[Raw records]
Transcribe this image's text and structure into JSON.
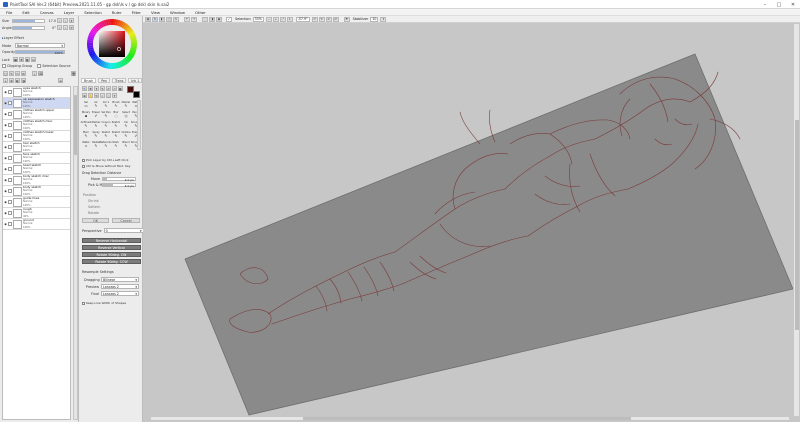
{
  "window": {
    "title": "PaintTool SAI Ver.2 (64bit) Preview.2021.11.05 - gp dsk\\ls v / gp dsk\\ skin ls.sai2",
    "minimize": "–",
    "maximize": "□",
    "close": "✕"
  },
  "menu": [
    "File",
    "Edit",
    "Canvas",
    "Layer",
    "Selection",
    "Ruler",
    "Filter",
    "View",
    "Window",
    "Other"
  ],
  "brush": {
    "size_label": "Size",
    "size_value": "17.0",
    "angle_label": "Angle",
    "angle_value": "0°",
    "size_fill": 0.7,
    "angle_fill": 0.62
  },
  "layer_props": {
    "layer_effect": "Layer Effect",
    "mode_label": "Mode",
    "mode_value": "Normal",
    "opacity_label": "Opacity",
    "opacity_value": "100%",
    "lock_label": "Lock",
    "clipping_label": "Clipping Group",
    "selection_label": "Selection Source"
  },
  "layers": [
    {
      "name": "eyes sketch",
      "mode": "Normal",
      "opacity": "100%",
      "selected": false
    },
    {
      "name": "up expression sketch",
      "mode": "Normal",
      "opacity": "100%",
      "selected": true
    },
    {
      "name": "clothes sketch upper",
      "mode": "Normal",
      "opacity": "100%",
      "selected": false
    },
    {
      "name": "clothes sketch misc",
      "mode": "Normal",
      "opacity": "100%",
      "selected": false
    },
    {
      "name": "clothes sketch lower",
      "mode": "Normal",
      "opacity": "100%",
      "selected": false
    },
    {
      "name": "hair sketch",
      "mode": "Normal",
      "opacity": "100%",
      "selected": false
    },
    {
      "name": "face sketch",
      "mode": "Normal",
      "opacity": "100%",
      "selected": false
    },
    {
      "name": "head sketch",
      "mode": "Normal",
      "opacity": "100%",
      "selected": false
    },
    {
      "name": "body sketch misc",
      "mode": "Normal",
      "opacity": "100%",
      "selected": false
    },
    {
      "name": "body sketch",
      "mode": "Normal",
      "opacity": "100%",
      "selected": false
    },
    {
      "name": "guide lines",
      "mode": "Normal",
      "opacity": "100%",
      "selected": false
    },
    {
      "name": "rough",
      "mode": "Normal",
      "opacity": "40%",
      "selected": false
    },
    {
      "name": "ground",
      "mode": "Normal",
      "opacity": "100%",
      "selected": false
    }
  ],
  "tool_tabs": [
    "Brush",
    "Pen",
    "Trans",
    "Ink 1",
    "Ruler"
  ],
  "tools": [
    {
      "label": "Sel",
      "icon": "▭"
    },
    {
      "label": "Air",
      "icon": "✎"
    },
    {
      "label": "Ink 1",
      "icon": "✎"
    },
    {
      "label": "Brush",
      "icon": "✎"
    },
    {
      "label": "Marker",
      "icon": "✎"
    },
    {
      "label": "Water",
      "icon": "≈"
    },
    {
      "label": "Binary",
      "icon": "▪"
    },
    {
      "label": "Eraser",
      "icon": "✐"
    },
    {
      "label": "Sel Pen",
      "icon": "✎"
    },
    {
      "label": "Blur",
      "icon": "◌"
    },
    {
      "label": "Select",
      "icon": "◎"
    },
    {
      "label": "Pencil",
      "icon": "✎"
    },
    {
      "label": "AirBrush",
      "icon": "✎"
    },
    {
      "label": "Marker",
      "icon": "✎"
    },
    {
      "label": "Crayon",
      "icon": "✎"
    },
    {
      "label": "Sketch",
      "icon": "✎"
    },
    {
      "label": "Ink",
      "icon": "✎"
    },
    {
      "label": "Smudge",
      "icon": "✎"
    },
    {
      "label": "Marc",
      "icon": "✎"
    },
    {
      "label": "Spray",
      "icon": "✎"
    },
    {
      "label": "Sketch",
      "icon": "✎"
    },
    {
      "label": "Sketch",
      "icon": "✎"
    },
    {
      "label": "Outline",
      "icon": "✎"
    },
    {
      "label": "Eraser",
      "icon": "✐"
    },
    {
      "label": "Water",
      "icon": "≈"
    },
    {
      "label": "Pastel",
      "icon": "✎"
    },
    {
      "label": "Watercolor",
      "icon": "✎"
    },
    {
      "label": "Dark",
      "icon": "✎"
    },
    {
      "label": "Blend",
      "icon": "✎"
    },
    {
      "label": "Smudge",
      "icon": "✎"
    }
  ],
  "tool_options": {
    "pick_layer": "Pick Layer by Ctrl+Left Click",
    "ctrl_move": "Ctrl & Move without Mod. Key",
    "drag_title": "Drag Detection Distance",
    "move_label": "Move",
    "move_value": "4.0 px",
    "pick_move_label": "Pick & Move",
    "pick_move_value": "4.0 px",
    "pos_opts": [
      "Position",
      "Shrink",
      "Sattern",
      "Rotate"
    ],
    "ok": "OK",
    "cancel": "Cancel",
    "perspective_label": "Perspective",
    "perspective_value": "0",
    "reverse_h": "Reverse Horizontal",
    "reverse_v": "Reverse Vertical",
    "rotate_cw": "Rotate 90deg. CW",
    "rotate_ccw": "Rotate 90deg. CCW",
    "resample_title": "Resample Settings",
    "dragging_label": "Dragging",
    "dragging_value": "Bilinear",
    "preview_label": "Preview",
    "preview_value": "Lanczos 2",
    "final_label": "Final",
    "final_value": "Lanczos 2",
    "keep_line": "Keep Line Width of Shapes"
  },
  "canvas_toolbar": {
    "selection_label": "Selection",
    "zoom_value": "33%",
    "angle_value": "-57.9°",
    "stabilizer_label": "Stabilizer",
    "stabilizer_value": "10"
  },
  "colors": {
    "accent": "#9db6e0",
    "selected_layer": "#cfd8f2",
    "canvas_paper": "#8a8a8a",
    "sketch_line": "#7a3b3b"
  }
}
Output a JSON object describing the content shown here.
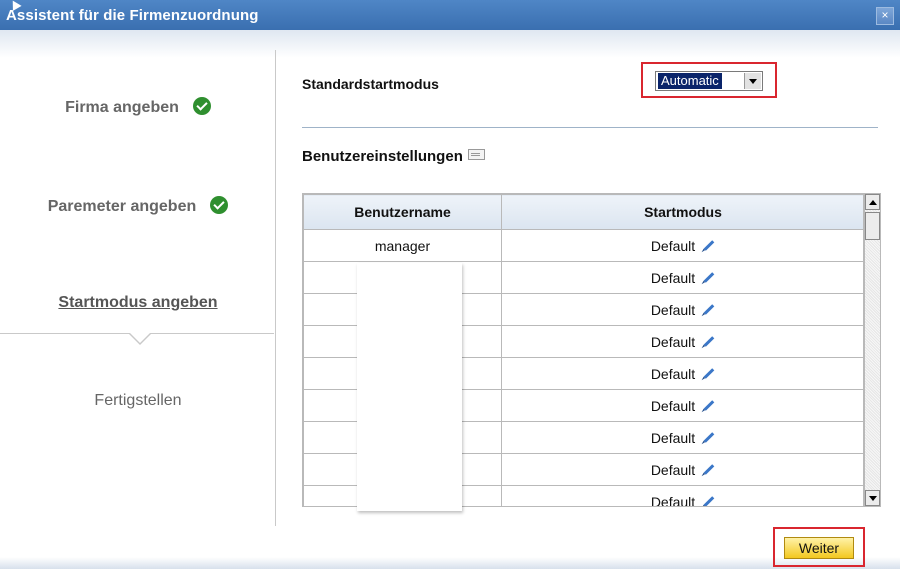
{
  "window": {
    "title": "Assistent für die Firmenzuordnung",
    "close_glyph": "×"
  },
  "steps": [
    {
      "label": "Firma angeben",
      "status": "done"
    },
    {
      "label": "Paremeter angeben",
      "status": "done"
    },
    {
      "label": "Startmodus angeben",
      "status": "current"
    },
    {
      "label": "Fertigstellen",
      "status": "future"
    }
  ],
  "form": {
    "default_mode_label": "Standardstartmodus",
    "default_mode_value": "Automatic",
    "user_settings_label": "Benutzereinstellungen"
  },
  "table": {
    "columns": [
      "Benutzername",
      "Startmodus"
    ],
    "rows": [
      {
        "user": "manager",
        "mode": "Default"
      },
      {
        "user": "",
        "mode": "Default"
      },
      {
        "user": "",
        "mode": "Default"
      },
      {
        "user": "",
        "mode": "Default"
      },
      {
        "user": "",
        "mode": "Default"
      },
      {
        "user": "",
        "mode": "Default"
      },
      {
        "user": "",
        "mode": "Default"
      },
      {
        "user": "",
        "mode": "Default"
      },
      {
        "user": "",
        "mode": "Default"
      }
    ]
  },
  "footer": {
    "next_label": "Weiter"
  },
  "colors": {
    "titlebar": "#3a6fb0",
    "check": "#2f8f2f",
    "highlight_border": "#d9262f",
    "button": "#f3c81f"
  }
}
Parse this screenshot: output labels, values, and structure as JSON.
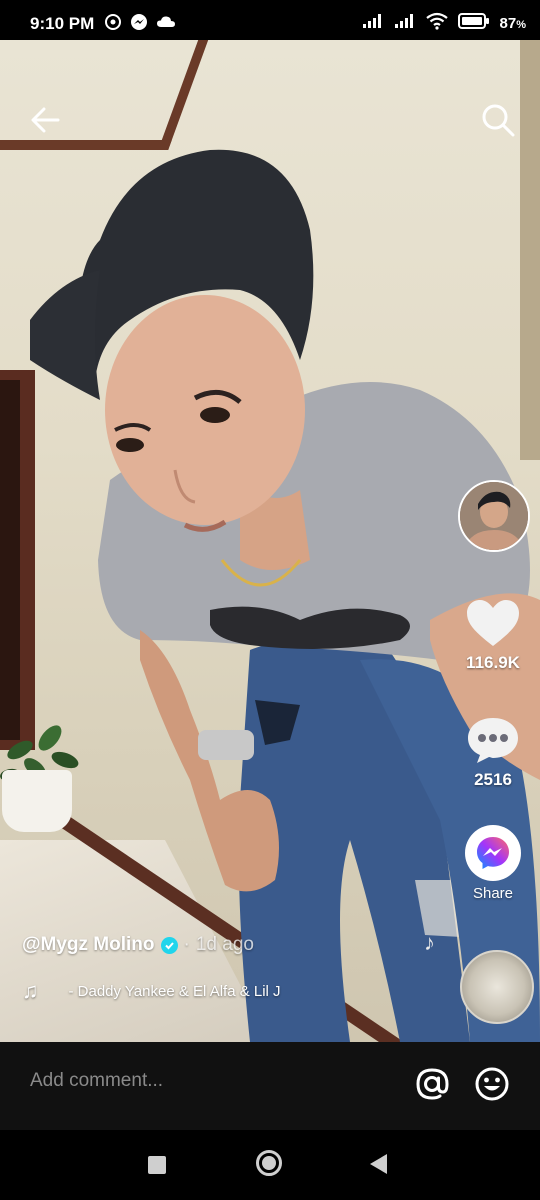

## [Exercise instructions]
Check each line above for the string "Ctrl" and report how many lines have it, giving only the number.

## [Response]
2